WHAT IS ASKED: Skip the pictures. Reproduce all other material exactly.

Figure data in JSON
####################

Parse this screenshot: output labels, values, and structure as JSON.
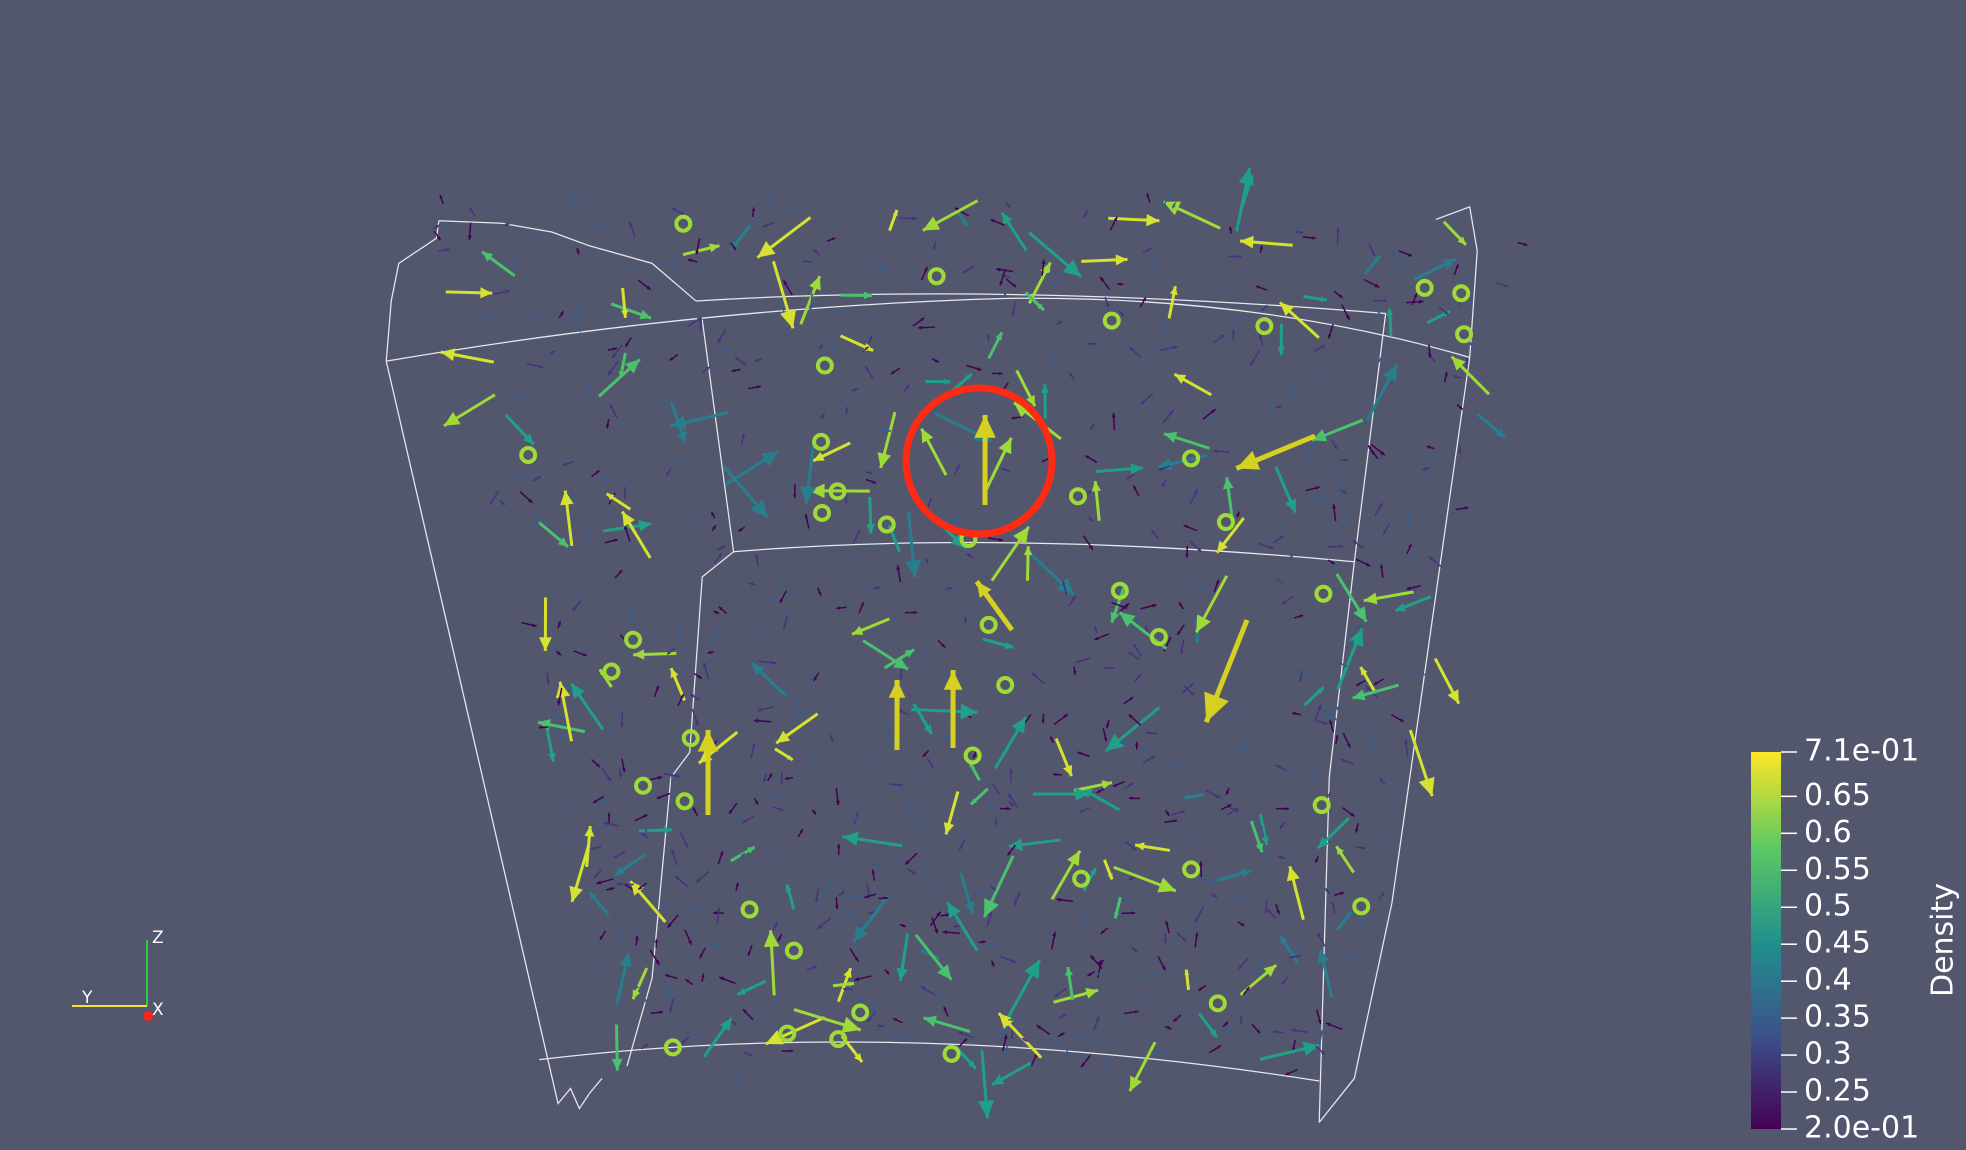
{
  "colorbar": {
    "title": "Density",
    "ticks": [
      {
        "value": 0.71,
        "label": "7.1e-01"
      },
      0.65,
      0.6,
      0.55,
      0.5,
      0.45,
      0.4,
      0.35,
      0.3,
      0.25,
      {
        "value": 0.2,
        "label": "2.0e-01"
      }
    ]
  },
  "orientation_axes": {
    "z": "Z",
    "y": "Y",
    "x": "X"
  }
}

####################

RESULT:
Parse this screenshot: output labels, values, and structure as JSON.
{
  "colorbar": {
    "title": "Density",
    "ticks": [
      {
        "value": 0.71,
        "label": "7.1e-01"
      },
      0.65,
      0.6,
      0.55,
      0.5,
      0.45,
      0.4,
      0.35,
      0.3,
      0.25,
      {
        "value": 0.2,
        "label": "2.0e-01"
      }
    ]
  },
  "orientation_axes": {
    "z": "Z",
    "y": "Y",
    "x": "X"
  }
}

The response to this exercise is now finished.